▶ _To do_:
Reproduce every line of the material below, but drop the pictures.

━━━━━━━━━━━━━━━━

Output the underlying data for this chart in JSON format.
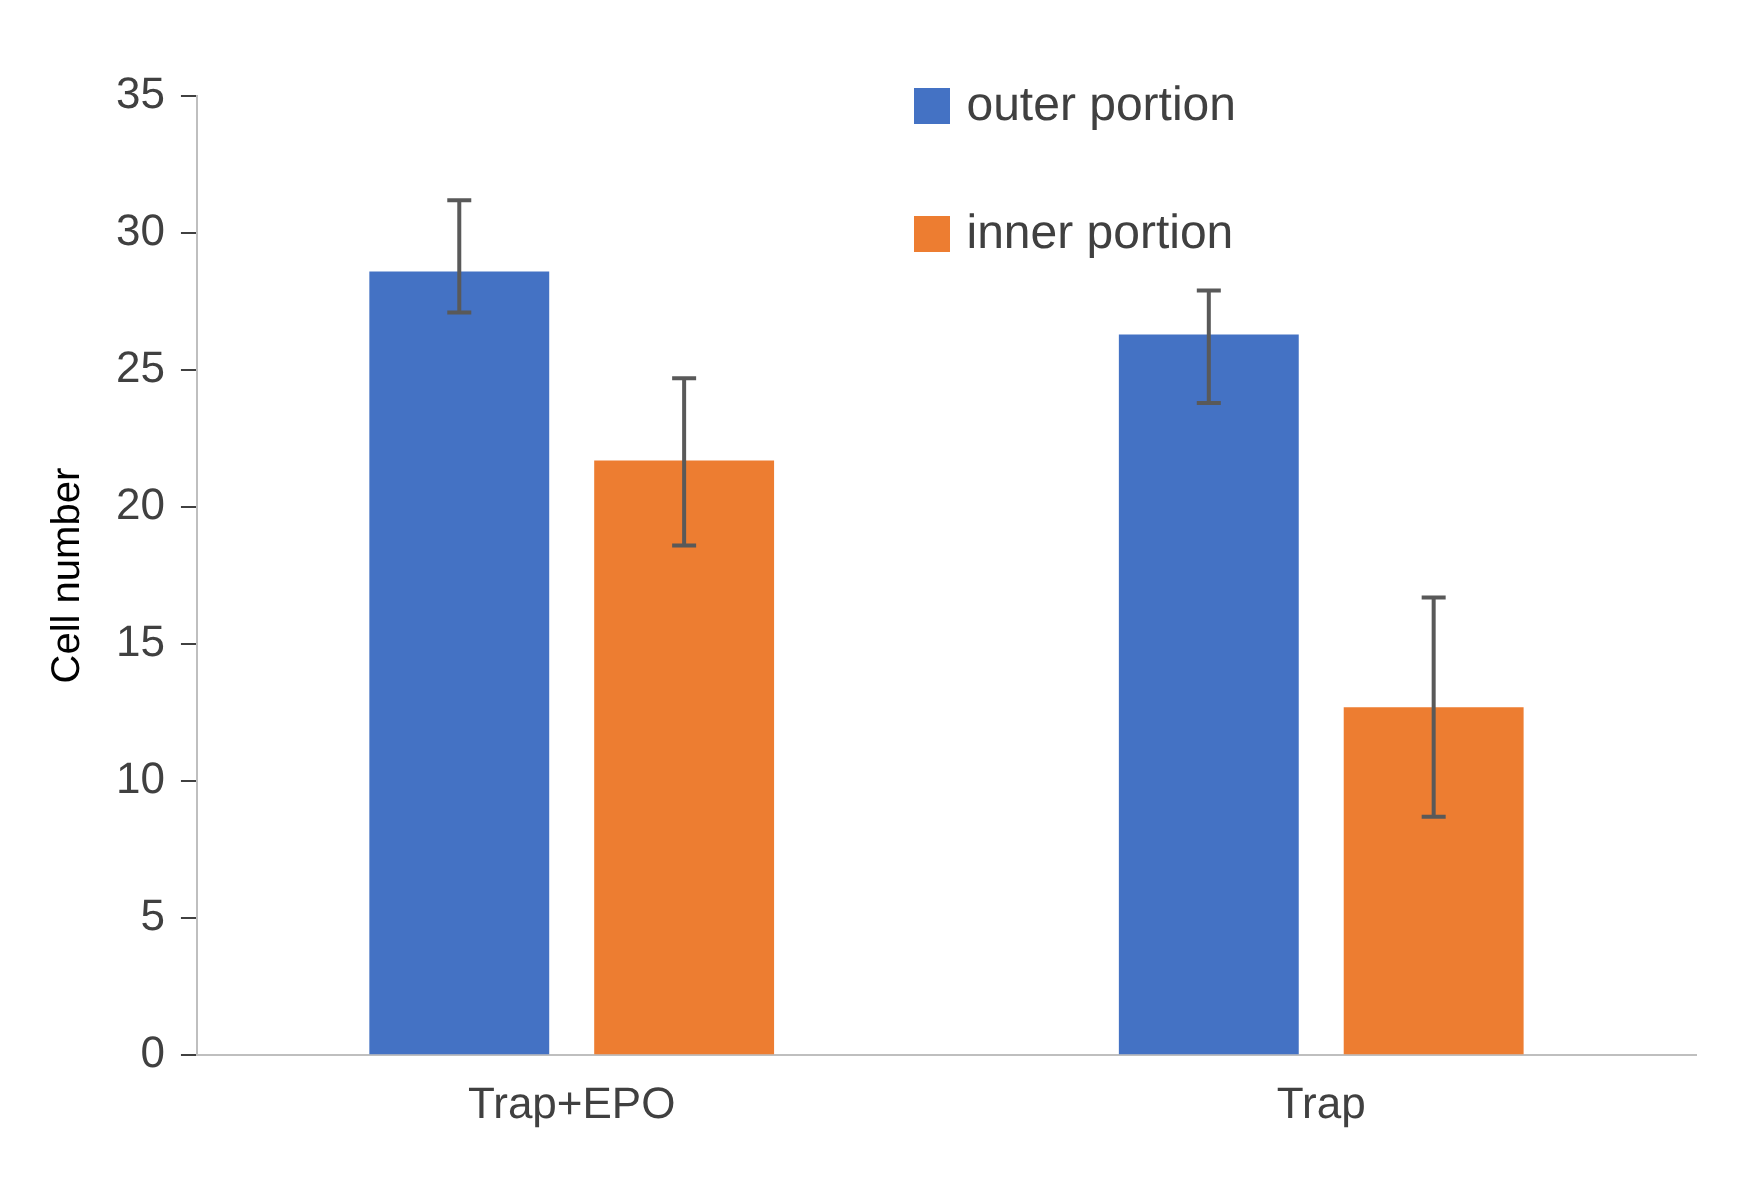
{
  "chart_data": {
    "type": "bar",
    "ylabel": "Cell number",
    "categories": [
      "Trap+EPO",
      "Trap"
    ],
    "series": [
      {
        "name": "outer portion",
        "color": "#4472c4",
        "values": [
          28.6,
          26.3
        ],
        "errors": [
          [
            27.1,
            31.2
          ],
          [
            23.8,
            27.9
          ]
        ]
      },
      {
        "name": "inner portion",
        "color": "#ed7d31",
        "values": [
          21.7,
          12.7
        ],
        "errors": [
          [
            18.6,
            24.7
          ],
          [
            8.7,
            16.7
          ]
        ]
      }
    ],
    "ylim": [
      0,
      35
    ],
    "yticks": [
      0,
      5,
      10,
      15,
      20,
      25,
      30,
      35
    ],
    "grid": false,
    "legend": "top right"
  }
}
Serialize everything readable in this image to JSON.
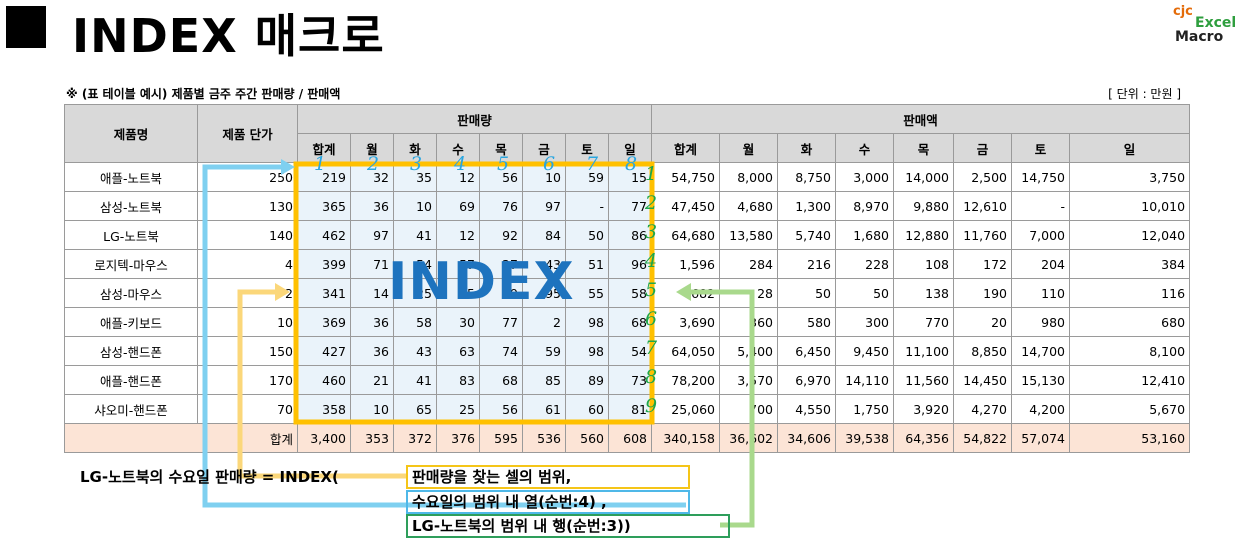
{
  "title": "INDEX 매크로",
  "logo": {
    "cjc": "cjc",
    "excel": "Excel",
    "macro": "Macro"
  },
  "caption": "※ (표 테이블 예시) 제품별 금주 주간 판매량 / 판매액",
  "unit": "[ 단위 : 만원 ]",
  "headers": {
    "product": "제품명",
    "price": "제품 단가",
    "qty_group": "판매량",
    "amt_group": "판매액",
    "qty_cols": [
      "합계",
      "월",
      "화",
      "수",
      "목",
      "금",
      "토",
      "일"
    ],
    "amt_cols": [
      "합계",
      "월",
      "화",
      "수",
      "목",
      "금",
      "토",
      "일"
    ]
  },
  "rows": [
    {
      "name": "애플-노트북",
      "price": "250",
      "qty": [
        "219",
        "32",
        "35",
        "12",
        "56",
        "10",
        "59",
        "15"
      ],
      "amt": [
        "54,750",
        "8,000",
        "8,750",
        "3,000",
        "14,000",
        "2,500",
        "14,750",
        "3,750"
      ]
    },
    {
      "name": "삼성-노트북",
      "price": "130",
      "qty": [
        "365",
        "36",
        "10",
        "69",
        "76",
        "97",
        "-",
        "77"
      ],
      "amt": [
        "47,450",
        "4,680",
        "1,300",
        "8,970",
        "9,880",
        "12,610",
        "-",
        "10,010"
      ]
    },
    {
      "name": "LG-노트북",
      "price": "140",
      "qty": [
        "462",
        "97",
        "41",
        "12",
        "92",
        "84",
        "50",
        "86"
      ],
      "amt": [
        "64,680",
        "13,580",
        "5,740",
        "1,680",
        "12,880",
        "11,760",
        "7,000",
        "12,040"
      ]
    },
    {
      "name": "로지텍-마우스",
      "price": "4",
      "qty": [
        "399",
        "71",
        "54",
        "57",
        "27",
        "43",
        "51",
        "96"
      ],
      "amt": [
        "1,596",
        "284",
        "216",
        "228",
        "108",
        "172",
        "204",
        "384"
      ]
    },
    {
      "name": "삼성-마우스",
      "price": "2",
      "qty": [
        "341",
        "14",
        "25",
        "25",
        "69",
        "95",
        "55",
        "58"
      ],
      "amt": [
        "682",
        "28",
        "50",
        "50",
        "138",
        "190",
        "110",
        "116"
      ]
    },
    {
      "name": "애플-키보드",
      "price": "10",
      "qty": [
        "369",
        "36",
        "58",
        "30",
        "77",
        "2",
        "98",
        "68"
      ],
      "amt": [
        "3,690",
        "360",
        "580",
        "300",
        "770",
        "20",
        "980",
        "680"
      ]
    },
    {
      "name": "삼성-핸드폰",
      "price": "150",
      "qty": [
        "427",
        "36",
        "43",
        "63",
        "74",
        "59",
        "98",
        "54"
      ],
      "amt": [
        "64,050",
        "5,400",
        "6,450",
        "9,450",
        "11,100",
        "8,850",
        "14,700",
        "8,100"
      ]
    },
    {
      "name": "애플-핸드폰",
      "price": "170",
      "qty": [
        "460",
        "21",
        "41",
        "83",
        "68",
        "85",
        "89",
        "73"
      ],
      "amt": [
        "78,200",
        "3,570",
        "6,970",
        "14,110",
        "11,560",
        "14,450",
        "15,130",
        "12,410"
      ]
    },
    {
      "name": "샤오미-핸드폰",
      "price": "70",
      "qty": [
        "358",
        "10",
        "65",
        "25",
        "56",
        "61",
        "60",
        "81"
      ],
      "amt": [
        "25,060",
        "700",
        "4,550",
        "1,750",
        "3,920",
        "4,270",
        "4,200",
        "5,670"
      ]
    }
  ],
  "total": {
    "label": "합계",
    "qty": [
      "3,400",
      "353",
      "372",
      "376",
      "595",
      "536",
      "560",
      "608"
    ],
    "amt": [
      "340,158",
      "36,602",
      "34,606",
      "39,538",
      "64,356",
      "54,822",
      "57,074",
      "53,160"
    ]
  },
  "col_numbers": [
    "1",
    "2",
    "3",
    "4",
    "5",
    "6",
    "7",
    "8"
  ],
  "row_numbers": [
    "1",
    "2",
    "3",
    "4",
    "5",
    "6",
    "7",
    "8",
    "9"
  ],
  "overlay_label": "INDEX",
  "formula": {
    "lhs": "LG-노트북의 수요일 판매량 = INDEX(",
    "arg1": "판매량을 찾는 셀의 범위,",
    "arg2": "수요일의 범위 내 열(순번:4) ,",
    "arg3": "LG-노트북의 범위 내 행(순번:3))"
  },
  "colors": {
    "header_bg": "#d9d9d9",
    "qty_bg": "#eaf3fa",
    "total_bg": "#fce4d6",
    "range_border": "#ffc000",
    "col_arrow": "#7fd0f0",
    "row_arrow": "#a9d98c",
    "index_text": "#1e73be"
  }
}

━━━━━━━━━━━━━━━━

▶ _Reply_:
Output the underlying data for this chart in JSON format.
{
  "chart_data": {
    "type": "bar",
    "ylabel": "Cell number",
    "categories": [
      "Trap+EPO",
      "Trap"
    ],
    "series": [
      {
        "name": "outer portion",
        "color": "#4472c4",
        "values": [
          28.6,
          26.3
        ],
        "errors": [
          [
            27.1,
            31.2
          ],
          [
            23.8,
            27.9
          ]
        ]
      },
      {
        "name": "inner portion",
        "color": "#ed7d31",
        "values": [
          21.7,
          12.7
        ],
        "errors": [
          [
            18.6,
            24.7
          ],
          [
            8.7,
            16.7
          ]
        ]
      }
    ],
    "ylim": [
      0,
      35
    ],
    "yticks": [
      0,
      5,
      10,
      15,
      20,
      25,
      30,
      35
    ],
    "grid": false,
    "legend": "top right"
  }
}
Serialize everything readable in this image to JSON.
{
  "title": "INDEX 매크로",
  "logo": {
    "cjc": "cjc",
    "excel": "Excel",
    "macro": "Macro"
  },
  "caption": "※ (표 테이블 예시) 제품별 금주 주간 판매량 / 판매액",
  "unit": "[ 단위 : 만원 ]",
  "headers": {
    "product": "제품명",
    "price": "제품 단가",
    "qty_group": "판매량",
    "amt_group": "판매액",
    "qty_cols": [
      "합계",
      "월",
      "화",
      "수",
      "목",
      "금",
      "토",
      "일"
    ],
    "amt_cols": [
      "합계",
      "월",
      "화",
      "수",
      "목",
      "금",
      "토",
      "일"
    ]
  },
  "rows": [
    {
      "name": "애플-노트북",
      "price": "250",
      "qty": [
        "219",
        "32",
        "35",
        "12",
        "56",
        "10",
        "59",
        "15"
      ],
      "amt": [
        "54,750",
        "8,000",
        "8,750",
        "3,000",
        "14,000",
        "2,500",
        "14,750",
        "3,750"
      ]
    },
    {
      "name": "삼성-노트북",
      "price": "130",
      "qty": [
        "365",
        "36",
        "10",
        "69",
        "76",
        "97",
        "-",
        "77"
      ],
      "amt": [
        "47,450",
        "4,680",
        "1,300",
        "8,970",
        "9,880",
        "12,610",
        "-",
        "10,010"
      ]
    },
    {
      "name": "LG-노트북",
      "price": "140",
      "qty": [
        "462",
        "97",
        "41",
        "12",
        "92",
        "84",
        "50",
        "86"
      ],
      "amt": [
        "64,680",
        "13,580",
        "5,740",
        "1,680",
        "12,880",
        "11,760",
        "7,000",
        "12,040"
      ]
    },
    {
      "name": "로지텍-마우스",
      "price": "4",
      "qty": [
        "399",
        "71",
        "54",
        "57",
        "27",
        "43",
        "51",
        "96"
      ],
      "amt": [
        "1,596",
        "284",
        "216",
        "228",
        "108",
        "172",
        "204",
        "384"
      ]
    },
    {
      "name": "삼성-마우스",
      "price": "2",
      "qty": [
        "341",
        "14",
        "25",
        "25",
        "69",
        "95",
        "55",
        "58"
      ],
      "amt": [
        "682",
        "28",
        "50",
        "50",
        "138",
        "190",
        "110",
        "116"
      ]
    },
    {
      "name": "애플-키보드",
      "price": "10",
      "qty": [
        "369",
        "36",
        "58",
        "30",
        "77",
        "2",
        "98",
        "68"
      ],
      "amt": [
        "3,690",
        "360",
        "580",
        "300",
        "770",
        "20",
        "980",
        "680"
      ]
    },
    {
      "name": "삼성-핸드폰",
      "price": "150",
      "qty": [
        "427",
        "36",
        "43",
        "63",
        "74",
        "59",
        "98",
        "54"
      ],
      "amt": [
        "64,050",
        "5,400",
        "6,450",
        "9,450",
        "11,100",
        "8,850",
        "14,700",
        "8,100"
      ]
    },
    {
      "name": "애플-핸드폰",
      "price": "170",
      "qty": [
        "460",
        "21",
        "41",
        "83",
        "68",
        "85",
        "89",
        "73"
      ],
      "amt": [
        "78,200",
        "3,570",
        "6,970",
        "14,110",
        "11,560",
        "14,450",
        "15,130",
        "12,410"
      ]
    },
    {
      "name": "샤오미-핸드폰",
      "price": "70",
      "qty": [
        "358",
        "10",
        "65",
        "25",
        "56",
        "61",
        "60",
        "81"
      ],
      "amt": [
        "25,060",
        "700",
        "4,550",
        "1,750",
        "3,920",
        "4,270",
        "4,200",
        "5,670"
      ]
    }
  ],
  "total": {
    "label": "합계",
    "qty": [
      "3,400",
      "353",
      "372",
      "376",
      "595",
      "536",
      "560",
      "608"
    ],
    "amt": [
      "340,158",
      "36,602",
      "34,606",
      "39,538",
      "64,356",
      "54,822",
      "57,074",
      "53,160"
    ]
  },
  "col_numbers": [
    "1",
    "2",
    "3",
    "4",
    "5",
    "6",
    "7",
    "8"
  ],
  "row_numbers": [
    "1",
    "2",
    "3",
    "4",
    "5",
    "6",
    "7",
    "8",
    "9"
  ],
  "overlay_label": "INDEX",
  "formula": {
    "lhs": "LG-노트북의 수요일 판매량 = INDEX(",
    "arg1": "판매량을 찾는 셀의 범위,",
    "arg2": "수요일의 범위 내 열(순번:4) ,",
    "arg3": "LG-노트북의 범위 내 행(순번:3))"
  },
  "colors": {
    "header_bg": "#d9d9d9",
    "qty_bg": "#eaf3fa",
    "total_bg": "#fce4d6",
    "range_border": "#ffc000",
    "col_arrow": "#7fd0f0",
    "row_arrow": "#a9d98c",
    "index_text": "#1e73be"
  }
}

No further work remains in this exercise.